(Collected data entries)
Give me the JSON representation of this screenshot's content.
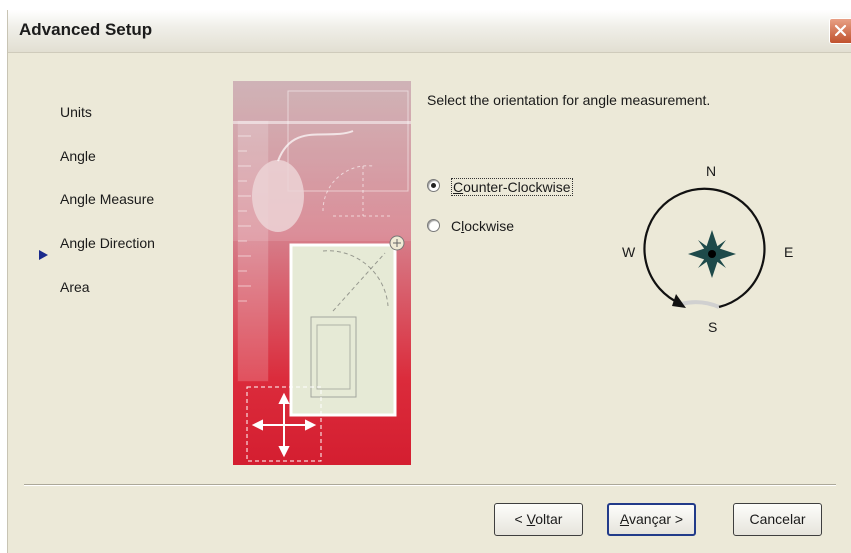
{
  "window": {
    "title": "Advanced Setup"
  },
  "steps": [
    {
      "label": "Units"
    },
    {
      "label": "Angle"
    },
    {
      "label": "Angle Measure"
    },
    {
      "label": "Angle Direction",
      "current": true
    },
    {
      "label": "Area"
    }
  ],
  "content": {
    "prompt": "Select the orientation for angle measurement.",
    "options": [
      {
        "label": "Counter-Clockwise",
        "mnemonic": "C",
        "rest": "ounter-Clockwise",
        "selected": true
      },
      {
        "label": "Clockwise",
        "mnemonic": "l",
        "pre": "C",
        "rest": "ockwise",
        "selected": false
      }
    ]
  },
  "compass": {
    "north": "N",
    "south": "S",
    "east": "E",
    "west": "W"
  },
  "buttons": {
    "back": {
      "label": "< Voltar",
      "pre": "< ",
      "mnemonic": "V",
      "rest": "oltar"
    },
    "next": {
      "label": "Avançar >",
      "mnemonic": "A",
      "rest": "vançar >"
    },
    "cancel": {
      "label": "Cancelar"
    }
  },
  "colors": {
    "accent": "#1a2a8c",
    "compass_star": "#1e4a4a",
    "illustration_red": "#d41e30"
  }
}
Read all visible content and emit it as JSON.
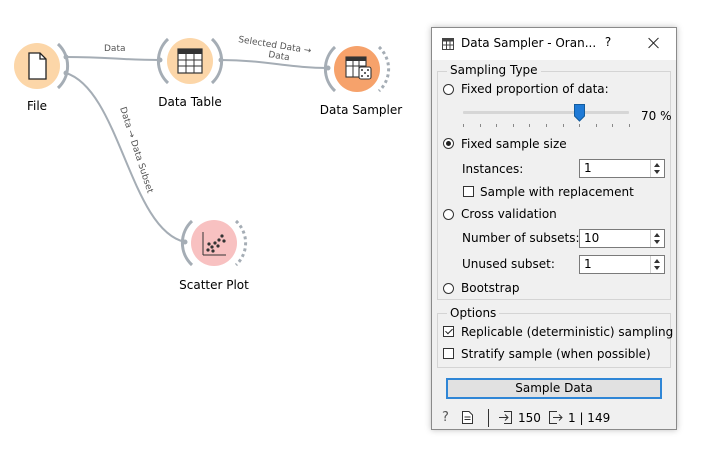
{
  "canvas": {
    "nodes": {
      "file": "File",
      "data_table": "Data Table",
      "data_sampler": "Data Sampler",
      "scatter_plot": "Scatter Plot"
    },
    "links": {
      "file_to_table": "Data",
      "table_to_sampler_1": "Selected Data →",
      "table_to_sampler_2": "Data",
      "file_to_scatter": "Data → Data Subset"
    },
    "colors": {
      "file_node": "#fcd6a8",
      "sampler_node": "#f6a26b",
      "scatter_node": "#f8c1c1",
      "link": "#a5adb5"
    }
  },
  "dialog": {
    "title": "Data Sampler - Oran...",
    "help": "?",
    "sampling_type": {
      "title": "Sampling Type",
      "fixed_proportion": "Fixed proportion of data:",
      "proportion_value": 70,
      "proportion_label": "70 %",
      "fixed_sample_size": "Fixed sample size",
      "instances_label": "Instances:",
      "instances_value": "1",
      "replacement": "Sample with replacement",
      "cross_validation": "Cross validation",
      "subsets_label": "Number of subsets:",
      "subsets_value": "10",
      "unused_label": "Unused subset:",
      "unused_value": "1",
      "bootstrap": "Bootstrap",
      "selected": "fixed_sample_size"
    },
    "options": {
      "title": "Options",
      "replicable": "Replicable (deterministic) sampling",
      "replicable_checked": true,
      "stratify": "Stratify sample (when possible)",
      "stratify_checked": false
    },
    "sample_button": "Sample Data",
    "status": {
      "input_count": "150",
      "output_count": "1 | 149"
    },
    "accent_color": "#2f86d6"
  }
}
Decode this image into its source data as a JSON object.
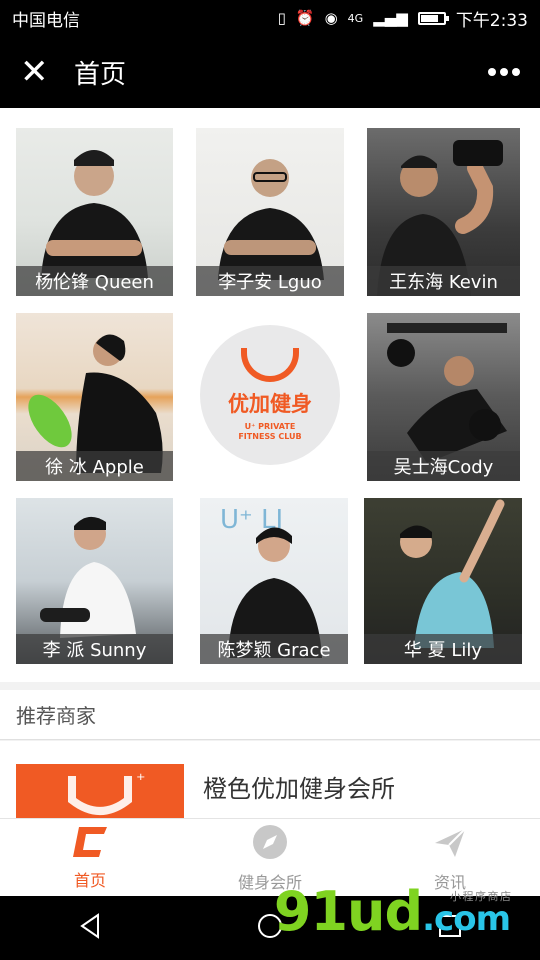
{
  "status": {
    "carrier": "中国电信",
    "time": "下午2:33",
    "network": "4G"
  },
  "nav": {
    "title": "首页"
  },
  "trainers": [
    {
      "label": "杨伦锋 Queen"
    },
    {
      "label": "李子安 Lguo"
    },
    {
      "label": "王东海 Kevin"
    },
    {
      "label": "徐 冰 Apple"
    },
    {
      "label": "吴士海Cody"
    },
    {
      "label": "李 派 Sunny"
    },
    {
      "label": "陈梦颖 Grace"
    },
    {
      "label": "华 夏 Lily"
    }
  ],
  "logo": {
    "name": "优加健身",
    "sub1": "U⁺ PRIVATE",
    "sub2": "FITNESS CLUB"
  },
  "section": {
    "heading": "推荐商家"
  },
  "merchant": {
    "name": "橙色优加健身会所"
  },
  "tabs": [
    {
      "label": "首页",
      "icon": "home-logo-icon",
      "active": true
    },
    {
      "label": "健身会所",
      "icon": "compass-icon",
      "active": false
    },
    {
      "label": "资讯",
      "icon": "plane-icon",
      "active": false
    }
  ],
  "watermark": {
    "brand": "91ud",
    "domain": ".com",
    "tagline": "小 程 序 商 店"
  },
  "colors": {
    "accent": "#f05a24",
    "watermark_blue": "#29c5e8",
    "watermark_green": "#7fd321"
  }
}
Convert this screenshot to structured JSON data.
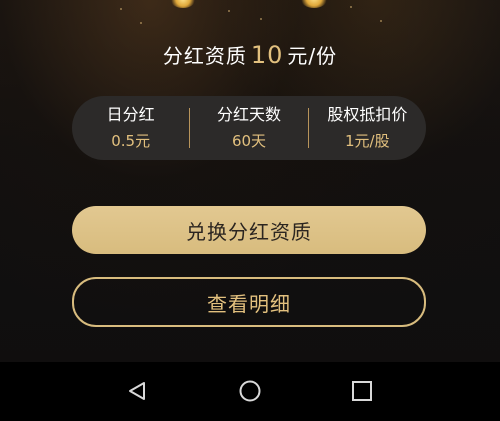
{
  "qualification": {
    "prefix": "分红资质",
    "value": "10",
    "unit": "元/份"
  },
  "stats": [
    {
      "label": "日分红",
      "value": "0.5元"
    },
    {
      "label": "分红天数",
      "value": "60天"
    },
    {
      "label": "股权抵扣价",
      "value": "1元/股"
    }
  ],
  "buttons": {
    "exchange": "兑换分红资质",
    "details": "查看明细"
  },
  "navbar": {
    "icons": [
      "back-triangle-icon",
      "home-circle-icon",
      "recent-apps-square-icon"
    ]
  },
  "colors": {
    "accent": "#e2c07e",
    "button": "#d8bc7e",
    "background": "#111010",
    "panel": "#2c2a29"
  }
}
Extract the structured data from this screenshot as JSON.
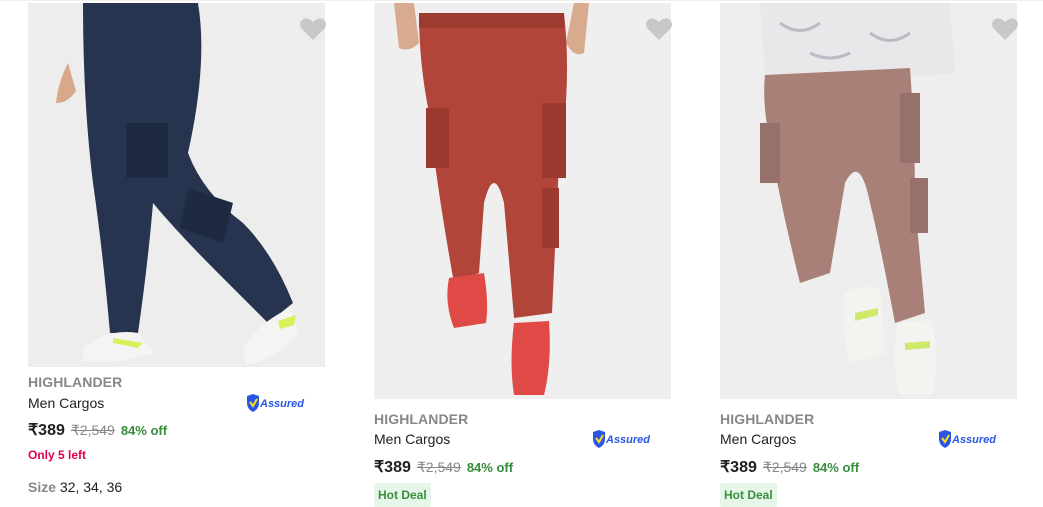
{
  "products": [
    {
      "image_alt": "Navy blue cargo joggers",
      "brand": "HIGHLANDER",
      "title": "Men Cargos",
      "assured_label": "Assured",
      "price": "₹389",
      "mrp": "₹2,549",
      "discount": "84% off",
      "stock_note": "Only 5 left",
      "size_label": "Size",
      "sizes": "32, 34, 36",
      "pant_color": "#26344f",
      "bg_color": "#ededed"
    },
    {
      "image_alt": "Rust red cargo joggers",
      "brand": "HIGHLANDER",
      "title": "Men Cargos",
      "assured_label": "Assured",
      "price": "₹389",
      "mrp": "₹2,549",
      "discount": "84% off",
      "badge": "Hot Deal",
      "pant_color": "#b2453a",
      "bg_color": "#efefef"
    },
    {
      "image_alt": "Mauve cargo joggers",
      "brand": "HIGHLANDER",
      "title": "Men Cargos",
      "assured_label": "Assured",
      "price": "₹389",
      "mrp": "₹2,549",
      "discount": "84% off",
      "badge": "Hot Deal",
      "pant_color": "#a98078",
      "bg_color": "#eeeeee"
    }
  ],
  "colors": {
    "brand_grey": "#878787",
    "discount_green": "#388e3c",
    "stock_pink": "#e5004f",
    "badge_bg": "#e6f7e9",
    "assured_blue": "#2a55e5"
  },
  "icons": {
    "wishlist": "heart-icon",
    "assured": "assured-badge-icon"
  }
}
==
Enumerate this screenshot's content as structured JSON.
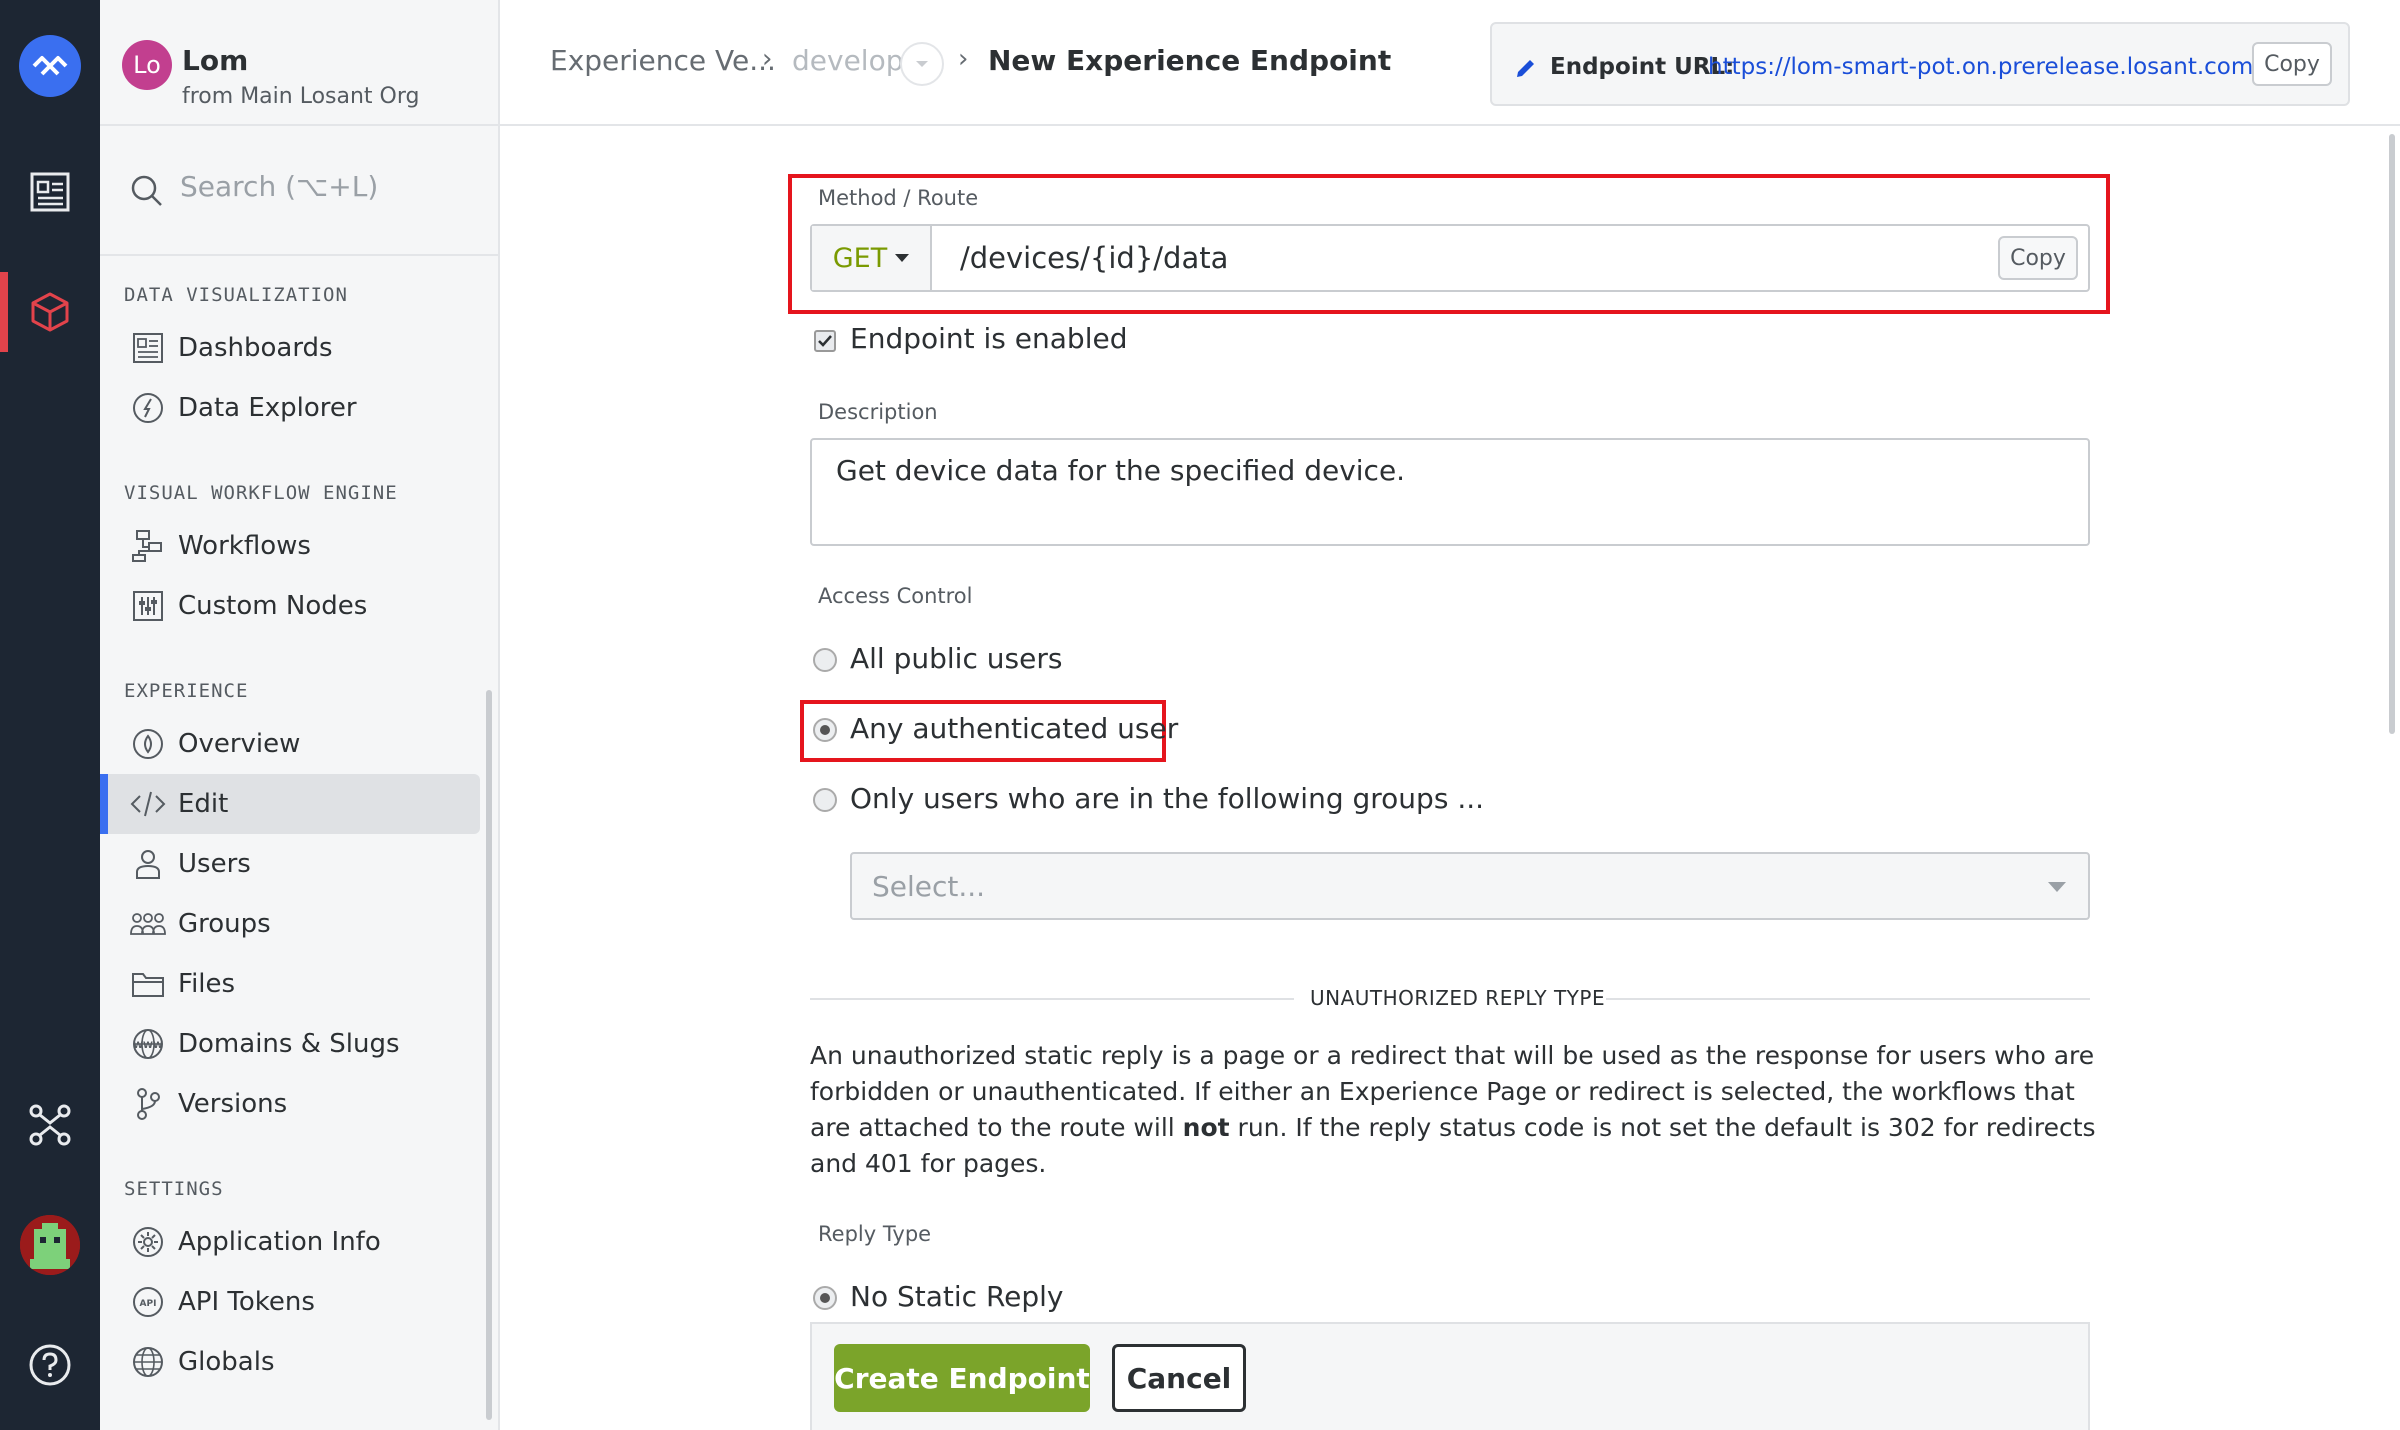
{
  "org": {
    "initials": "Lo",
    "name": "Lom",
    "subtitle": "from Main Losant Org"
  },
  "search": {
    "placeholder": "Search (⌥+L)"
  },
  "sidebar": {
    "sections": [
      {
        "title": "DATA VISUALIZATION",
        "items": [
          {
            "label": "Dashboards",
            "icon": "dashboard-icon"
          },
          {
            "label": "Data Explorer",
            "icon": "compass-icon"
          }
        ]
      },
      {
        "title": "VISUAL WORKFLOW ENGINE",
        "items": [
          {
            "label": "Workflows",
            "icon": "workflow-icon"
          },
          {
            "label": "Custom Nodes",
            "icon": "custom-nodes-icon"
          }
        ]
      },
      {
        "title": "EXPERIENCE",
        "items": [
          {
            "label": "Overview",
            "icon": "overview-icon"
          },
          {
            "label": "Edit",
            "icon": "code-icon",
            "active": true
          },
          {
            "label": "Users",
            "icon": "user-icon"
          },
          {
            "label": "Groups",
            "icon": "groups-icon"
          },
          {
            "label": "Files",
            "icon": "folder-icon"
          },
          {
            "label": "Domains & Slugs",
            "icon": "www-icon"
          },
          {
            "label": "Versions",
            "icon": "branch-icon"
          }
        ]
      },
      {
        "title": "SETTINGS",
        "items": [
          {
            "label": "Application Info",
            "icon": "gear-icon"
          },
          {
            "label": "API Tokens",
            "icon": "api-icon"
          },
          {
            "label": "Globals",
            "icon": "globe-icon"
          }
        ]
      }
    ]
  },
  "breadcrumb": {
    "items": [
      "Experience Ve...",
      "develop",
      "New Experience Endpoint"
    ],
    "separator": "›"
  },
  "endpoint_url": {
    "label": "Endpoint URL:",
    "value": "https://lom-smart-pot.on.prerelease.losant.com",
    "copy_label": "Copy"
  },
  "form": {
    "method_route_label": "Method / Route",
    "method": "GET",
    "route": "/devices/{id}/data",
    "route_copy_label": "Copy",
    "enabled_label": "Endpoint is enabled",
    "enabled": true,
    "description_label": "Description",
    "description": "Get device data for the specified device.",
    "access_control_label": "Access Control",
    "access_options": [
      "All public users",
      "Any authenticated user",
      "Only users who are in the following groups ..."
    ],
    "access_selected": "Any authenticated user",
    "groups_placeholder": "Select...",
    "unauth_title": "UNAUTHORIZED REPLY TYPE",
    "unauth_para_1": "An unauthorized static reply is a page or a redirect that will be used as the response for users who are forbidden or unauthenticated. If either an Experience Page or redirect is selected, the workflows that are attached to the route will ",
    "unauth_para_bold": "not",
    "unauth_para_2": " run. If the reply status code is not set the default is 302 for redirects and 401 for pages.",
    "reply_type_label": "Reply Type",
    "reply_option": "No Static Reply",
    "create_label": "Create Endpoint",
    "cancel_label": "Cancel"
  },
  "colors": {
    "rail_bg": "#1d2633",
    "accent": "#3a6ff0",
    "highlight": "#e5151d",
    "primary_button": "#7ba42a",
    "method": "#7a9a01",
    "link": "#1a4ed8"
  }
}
...
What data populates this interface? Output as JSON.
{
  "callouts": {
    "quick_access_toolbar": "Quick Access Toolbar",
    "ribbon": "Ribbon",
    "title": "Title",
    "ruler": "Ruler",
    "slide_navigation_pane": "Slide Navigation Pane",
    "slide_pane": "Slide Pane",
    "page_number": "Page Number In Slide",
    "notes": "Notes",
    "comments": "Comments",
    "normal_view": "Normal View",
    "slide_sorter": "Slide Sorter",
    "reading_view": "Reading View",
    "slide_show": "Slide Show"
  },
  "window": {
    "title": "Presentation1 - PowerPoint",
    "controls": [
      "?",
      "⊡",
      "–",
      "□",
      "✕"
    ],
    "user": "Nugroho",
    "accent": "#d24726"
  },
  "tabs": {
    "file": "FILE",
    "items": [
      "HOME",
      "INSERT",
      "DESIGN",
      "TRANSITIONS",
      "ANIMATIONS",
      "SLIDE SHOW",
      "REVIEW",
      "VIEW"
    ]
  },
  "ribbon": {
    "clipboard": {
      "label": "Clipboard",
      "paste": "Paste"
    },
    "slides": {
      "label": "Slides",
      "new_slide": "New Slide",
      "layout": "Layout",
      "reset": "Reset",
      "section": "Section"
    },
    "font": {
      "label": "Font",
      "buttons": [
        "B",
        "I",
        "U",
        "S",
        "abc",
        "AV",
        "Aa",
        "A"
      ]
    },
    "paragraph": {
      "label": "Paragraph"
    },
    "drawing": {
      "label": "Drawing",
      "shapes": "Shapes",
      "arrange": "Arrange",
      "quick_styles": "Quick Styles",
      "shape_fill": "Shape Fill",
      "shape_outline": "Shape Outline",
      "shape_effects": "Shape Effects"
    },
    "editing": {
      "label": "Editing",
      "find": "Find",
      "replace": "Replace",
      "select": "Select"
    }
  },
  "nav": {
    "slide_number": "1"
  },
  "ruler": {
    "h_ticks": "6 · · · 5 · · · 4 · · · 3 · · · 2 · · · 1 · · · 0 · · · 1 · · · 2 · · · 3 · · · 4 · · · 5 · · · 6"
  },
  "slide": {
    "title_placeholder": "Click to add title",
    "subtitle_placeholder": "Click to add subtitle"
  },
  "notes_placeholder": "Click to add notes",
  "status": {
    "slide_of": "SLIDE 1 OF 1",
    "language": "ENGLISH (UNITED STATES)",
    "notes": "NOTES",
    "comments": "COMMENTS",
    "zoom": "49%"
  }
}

* PROBLEM DESCRIPTION
Gather each line in the entries above where the string "screenshot" is found.

* OUTPUT BELOW
Give me the JSON representation of this screenshot's content.
Convert this screenshot to structured JSON data.
Extract the structured data from this screenshot as JSON.
Enumerate this screenshot's content as structured JSON.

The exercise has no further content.